EXTRACTED DATA —

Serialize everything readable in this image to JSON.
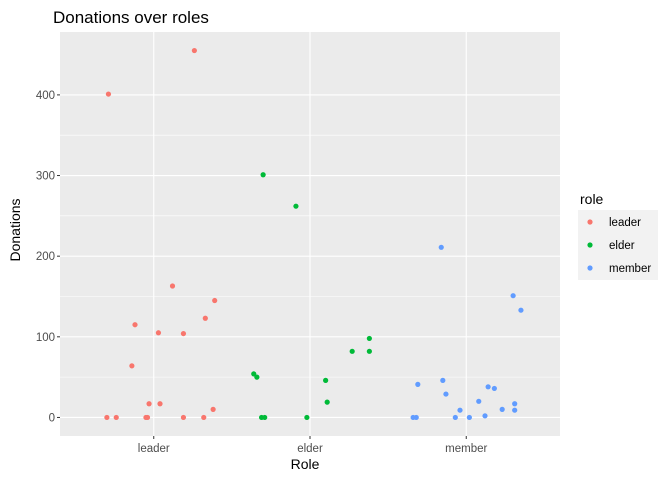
{
  "chart_data": {
    "type": "scatter",
    "title": "Donations over roles",
    "xlabel": "Role",
    "ylabel": "Donations",
    "categories": [
      "leader",
      "elder",
      "member"
    ],
    "y_ticks": [
      0,
      100,
      200,
      300,
      400
    ],
    "y_tick_labels": [
      "0",
      "100",
      "200",
      "300",
      "400"
    ],
    "ylim": [
      -23,
      478
    ],
    "grid": true,
    "legend": {
      "title": "role",
      "placement": "right",
      "entries": [
        "leader",
        "elder",
        "member"
      ]
    },
    "colors": {
      "leader": "#F8766D",
      "elder": "#00BA38",
      "member": "#619CFF"
    },
    "panel_background": "#EBEBEB",
    "series": [
      {
        "name": "leader",
        "points": [
          {
            "x": 0.7,
            "y": 0
          },
          {
            "x": 0.71,
            "y": 401
          },
          {
            "x": 0.76,
            "y": 0
          },
          {
            "x": 0.86,
            "y": 64
          },
          {
            "x": 0.88,
            "y": 115
          },
          {
            "x": 0.95,
            "y": 0
          },
          {
            "x": 0.96,
            "y": 0
          },
          {
            "x": 0.97,
            "y": 17
          },
          {
            "x": 1.03,
            "y": 105
          },
          {
            "x": 1.04,
            "y": 17
          },
          {
            "x": 1.12,
            "y": 163
          },
          {
            "x": 1.19,
            "y": 0
          },
          {
            "x": 1.19,
            "y": 104
          },
          {
            "x": 1.26,
            "y": 455
          },
          {
            "x": 1.32,
            "y": 0
          },
          {
            "x": 1.33,
            "y": 123
          },
          {
            "x": 1.38,
            "y": 10
          },
          {
            "x": 1.39,
            "y": 145
          }
        ]
      },
      {
        "name": "elder",
        "points": [
          {
            "x": 1.64,
            "y": 54
          },
          {
            "x": 1.66,
            "y": 50
          },
          {
            "x": 1.69,
            "y": 0
          },
          {
            "x": 1.7,
            "y": 301
          },
          {
            "x": 1.71,
            "y": 0
          },
          {
            "x": 1.91,
            "y": 262
          },
          {
            "x": 1.98,
            "y": 0
          },
          {
            "x": 2.1,
            "y": 46
          },
          {
            "x": 2.11,
            "y": 19
          },
          {
            "x": 2.27,
            "y": 82
          },
          {
            "x": 2.38,
            "y": 82
          },
          {
            "x": 2.38,
            "y": 98
          }
        ]
      },
      {
        "name": "member",
        "points": [
          {
            "x": 2.66,
            "y": 0
          },
          {
            "x": 2.68,
            "y": 0
          },
          {
            "x": 2.69,
            "y": 41
          },
          {
            "x": 2.84,
            "y": 211
          },
          {
            "x": 2.85,
            "y": 46
          },
          {
            "x": 2.87,
            "y": 29
          },
          {
            "x": 2.93,
            "y": 0
          },
          {
            "x": 2.96,
            "y": 9
          },
          {
            "x": 3.02,
            "y": 0
          },
          {
            "x": 3.08,
            "y": 20
          },
          {
            "x": 3.12,
            "y": 2
          },
          {
            "x": 3.14,
            "y": 38
          },
          {
            "x": 3.18,
            "y": 36
          },
          {
            "x": 3.23,
            "y": 10
          },
          {
            "x": 3.3,
            "y": 151
          },
          {
            "x": 3.31,
            "y": 9
          },
          {
            "x": 3.31,
            "y": 17
          },
          {
            "x": 3.35,
            "y": 133
          }
        ]
      }
    ]
  }
}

GOAL OF THE EXERCISE — Repeat the full listing above exactly, with no pictures in the copy.

WRITTEN ANSWER —
Serialize everything readable in this image to JSON.
{
  "chart_data": {
    "type": "scatter",
    "title": "Donations over roles",
    "xlabel": "Role",
    "ylabel": "Donations",
    "categories": [
      "leader",
      "elder",
      "member"
    ],
    "y_ticks": [
      0,
      100,
      200,
      300,
      400
    ],
    "y_tick_labels": [
      "0",
      "100",
      "200",
      "300",
      "400"
    ],
    "ylim": [
      -23,
      478
    ],
    "grid": true,
    "legend": {
      "title": "role",
      "placement": "right",
      "entries": [
        "leader",
        "elder",
        "member"
      ]
    },
    "colors": {
      "leader": "#F8766D",
      "elder": "#00BA38",
      "member": "#619CFF"
    },
    "panel_background": "#EBEBEB",
    "series": [
      {
        "name": "leader",
        "points": [
          {
            "x": 0.7,
            "y": 0
          },
          {
            "x": 0.71,
            "y": 401
          },
          {
            "x": 0.76,
            "y": 0
          },
          {
            "x": 0.86,
            "y": 64
          },
          {
            "x": 0.88,
            "y": 115
          },
          {
            "x": 0.95,
            "y": 0
          },
          {
            "x": 0.96,
            "y": 0
          },
          {
            "x": 0.97,
            "y": 17
          },
          {
            "x": 1.03,
            "y": 105
          },
          {
            "x": 1.04,
            "y": 17
          },
          {
            "x": 1.12,
            "y": 163
          },
          {
            "x": 1.19,
            "y": 0
          },
          {
            "x": 1.19,
            "y": 104
          },
          {
            "x": 1.26,
            "y": 455
          },
          {
            "x": 1.32,
            "y": 0
          },
          {
            "x": 1.33,
            "y": 123
          },
          {
            "x": 1.38,
            "y": 10
          },
          {
            "x": 1.39,
            "y": 145
          }
        ]
      },
      {
        "name": "elder",
        "points": [
          {
            "x": 1.64,
            "y": 54
          },
          {
            "x": 1.66,
            "y": 50
          },
          {
            "x": 1.69,
            "y": 0
          },
          {
            "x": 1.7,
            "y": 301
          },
          {
            "x": 1.71,
            "y": 0
          },
          {
            "x": 1.91,
            "y": 262
          },
          {
            "x": 1.98,
            "y": 0
          },
          {
            "x": 2.1,
            "y": 46
          },
          {
            "x": 2.11,
            "y": 19
          },
          {
            "x": 2.27,
            "y": 82
          },
          {
            "x": 2.38,
            "y": 82
          },
          {
            "x": 2.38,
            "y": 98
          }
        ]
      },
      {
        "name": "member",
        "points": [
          {
            "x": 2.66,
            "y": 0
          },
          {
            "x": 2.68,
            "y": 0
          },
          {
            "x": 2.69,
            "y": 41
          },
          {
            "x": 2.84,
            "y": 211
          },
          {
            "x": 2.85,
            "y": 46
          },
          {
            "x": 2.87,
            "y": 29
          },
          {
            "x": 2.93,
            "y": 0
          },
          {
            "x": 2.96,
            "y": 9
          },
          {
            "x": 3.02,
            "y": 0
          },
          {
            "x": 3.08,
            "y": 20
          },
          {
            "x": 3.12,
            "y": 2
          },
          {
            "x": 3.14,
            "y": 38
          },
          {
            "x": 3.18,
            "y": 36
          },
          {
            "x": 3.23,
            "y": 10
          },
          {
            "x": 3.3,
            "y": 151
          },
          {
            "x": 3.31,
            "y": 9
          },
          {
            "x": 3.31,
            "y": 17
          },
          {
            "x": 3.35,
            "y": 133
          }
        ]
      }
    ]
  }
}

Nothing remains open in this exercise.